Write out every line below that includes the word "绑扎基础钢筋".

(Entries taken from a collection)
——

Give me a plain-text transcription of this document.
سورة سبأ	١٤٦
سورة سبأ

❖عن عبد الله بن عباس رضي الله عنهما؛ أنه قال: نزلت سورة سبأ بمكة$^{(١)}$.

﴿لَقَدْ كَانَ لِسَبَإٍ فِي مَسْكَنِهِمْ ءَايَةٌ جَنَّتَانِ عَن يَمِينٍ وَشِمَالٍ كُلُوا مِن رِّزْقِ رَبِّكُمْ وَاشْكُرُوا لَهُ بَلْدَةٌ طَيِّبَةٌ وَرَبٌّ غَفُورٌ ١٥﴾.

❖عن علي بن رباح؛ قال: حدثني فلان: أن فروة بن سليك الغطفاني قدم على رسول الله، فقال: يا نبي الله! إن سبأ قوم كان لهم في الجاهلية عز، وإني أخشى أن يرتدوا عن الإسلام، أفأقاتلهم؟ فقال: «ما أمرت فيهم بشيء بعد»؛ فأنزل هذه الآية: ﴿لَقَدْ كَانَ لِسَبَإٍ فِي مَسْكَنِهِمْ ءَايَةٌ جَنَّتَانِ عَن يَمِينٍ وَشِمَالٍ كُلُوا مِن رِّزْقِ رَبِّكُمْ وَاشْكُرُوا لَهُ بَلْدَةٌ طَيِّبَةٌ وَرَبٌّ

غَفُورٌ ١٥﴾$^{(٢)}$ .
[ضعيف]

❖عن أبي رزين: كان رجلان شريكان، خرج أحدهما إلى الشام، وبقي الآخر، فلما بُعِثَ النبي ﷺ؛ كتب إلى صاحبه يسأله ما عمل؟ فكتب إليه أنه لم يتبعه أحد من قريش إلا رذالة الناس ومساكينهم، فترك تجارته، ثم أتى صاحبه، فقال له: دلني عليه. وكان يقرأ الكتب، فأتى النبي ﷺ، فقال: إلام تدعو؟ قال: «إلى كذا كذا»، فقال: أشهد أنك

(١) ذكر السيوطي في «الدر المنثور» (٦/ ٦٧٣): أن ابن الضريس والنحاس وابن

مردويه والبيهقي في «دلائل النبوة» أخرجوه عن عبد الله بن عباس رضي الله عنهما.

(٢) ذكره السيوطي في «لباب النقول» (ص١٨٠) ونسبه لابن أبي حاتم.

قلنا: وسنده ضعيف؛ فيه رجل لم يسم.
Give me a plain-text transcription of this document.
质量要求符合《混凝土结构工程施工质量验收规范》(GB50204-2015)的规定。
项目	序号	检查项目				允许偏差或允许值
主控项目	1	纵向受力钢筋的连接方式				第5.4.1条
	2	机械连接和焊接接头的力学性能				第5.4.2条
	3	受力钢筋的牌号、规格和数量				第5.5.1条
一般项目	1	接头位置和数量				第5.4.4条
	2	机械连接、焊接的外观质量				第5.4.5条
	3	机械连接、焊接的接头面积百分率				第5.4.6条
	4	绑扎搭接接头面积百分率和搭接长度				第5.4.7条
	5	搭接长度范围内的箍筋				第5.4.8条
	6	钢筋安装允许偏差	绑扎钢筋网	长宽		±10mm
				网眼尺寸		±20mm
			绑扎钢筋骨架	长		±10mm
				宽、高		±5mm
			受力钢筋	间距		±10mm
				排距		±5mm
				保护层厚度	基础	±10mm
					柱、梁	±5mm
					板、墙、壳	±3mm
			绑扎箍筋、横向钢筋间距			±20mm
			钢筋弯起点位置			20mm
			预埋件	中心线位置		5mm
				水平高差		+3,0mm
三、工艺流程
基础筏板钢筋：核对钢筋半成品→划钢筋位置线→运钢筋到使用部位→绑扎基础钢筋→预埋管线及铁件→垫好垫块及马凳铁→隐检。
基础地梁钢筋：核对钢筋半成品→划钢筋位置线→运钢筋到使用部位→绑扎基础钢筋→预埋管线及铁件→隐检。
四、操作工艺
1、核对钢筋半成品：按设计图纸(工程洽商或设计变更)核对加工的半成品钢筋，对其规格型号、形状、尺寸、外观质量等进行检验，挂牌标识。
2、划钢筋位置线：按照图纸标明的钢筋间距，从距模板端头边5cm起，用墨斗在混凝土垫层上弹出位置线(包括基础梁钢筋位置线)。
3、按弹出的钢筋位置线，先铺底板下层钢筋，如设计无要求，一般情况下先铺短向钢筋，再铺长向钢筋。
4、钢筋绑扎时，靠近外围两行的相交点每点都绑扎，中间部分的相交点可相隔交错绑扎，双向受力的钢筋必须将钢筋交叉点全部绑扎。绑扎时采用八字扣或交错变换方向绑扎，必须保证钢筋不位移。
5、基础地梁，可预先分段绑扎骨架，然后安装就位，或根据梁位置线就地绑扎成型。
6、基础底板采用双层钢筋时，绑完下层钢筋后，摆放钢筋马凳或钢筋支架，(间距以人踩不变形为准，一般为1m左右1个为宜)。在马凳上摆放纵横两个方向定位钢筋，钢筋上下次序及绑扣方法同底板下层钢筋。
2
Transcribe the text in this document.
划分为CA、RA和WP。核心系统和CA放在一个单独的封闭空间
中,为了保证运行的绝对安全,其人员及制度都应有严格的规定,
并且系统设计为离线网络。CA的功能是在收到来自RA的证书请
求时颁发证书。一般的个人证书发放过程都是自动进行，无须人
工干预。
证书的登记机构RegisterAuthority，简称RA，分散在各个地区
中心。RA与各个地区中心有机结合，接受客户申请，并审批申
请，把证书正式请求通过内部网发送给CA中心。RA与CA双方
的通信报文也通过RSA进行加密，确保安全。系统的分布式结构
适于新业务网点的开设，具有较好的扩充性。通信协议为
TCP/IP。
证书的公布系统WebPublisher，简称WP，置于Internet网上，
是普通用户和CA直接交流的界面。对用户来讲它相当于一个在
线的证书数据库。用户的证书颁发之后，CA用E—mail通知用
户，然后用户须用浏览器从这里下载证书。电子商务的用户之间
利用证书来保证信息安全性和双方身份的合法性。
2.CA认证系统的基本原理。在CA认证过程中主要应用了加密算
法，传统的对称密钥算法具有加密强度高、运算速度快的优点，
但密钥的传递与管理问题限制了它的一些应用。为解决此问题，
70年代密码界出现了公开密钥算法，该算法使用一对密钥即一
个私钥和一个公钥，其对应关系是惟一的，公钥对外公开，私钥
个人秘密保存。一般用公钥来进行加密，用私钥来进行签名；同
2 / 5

——

### Full solution
基础筏板钢筋：核对钢筋半成品→划钢筋位置线→运钢筋到使用部位→绑扎基础钢筋→预埋管线及铁件→垫好垫块及马凳铁→隐检。
基础地梁钢筋：核对钢筋半成品→划钢筋位置线→运钢筋到使用部位→绑扎基础钢筋→预埋管线及铁件→隐检。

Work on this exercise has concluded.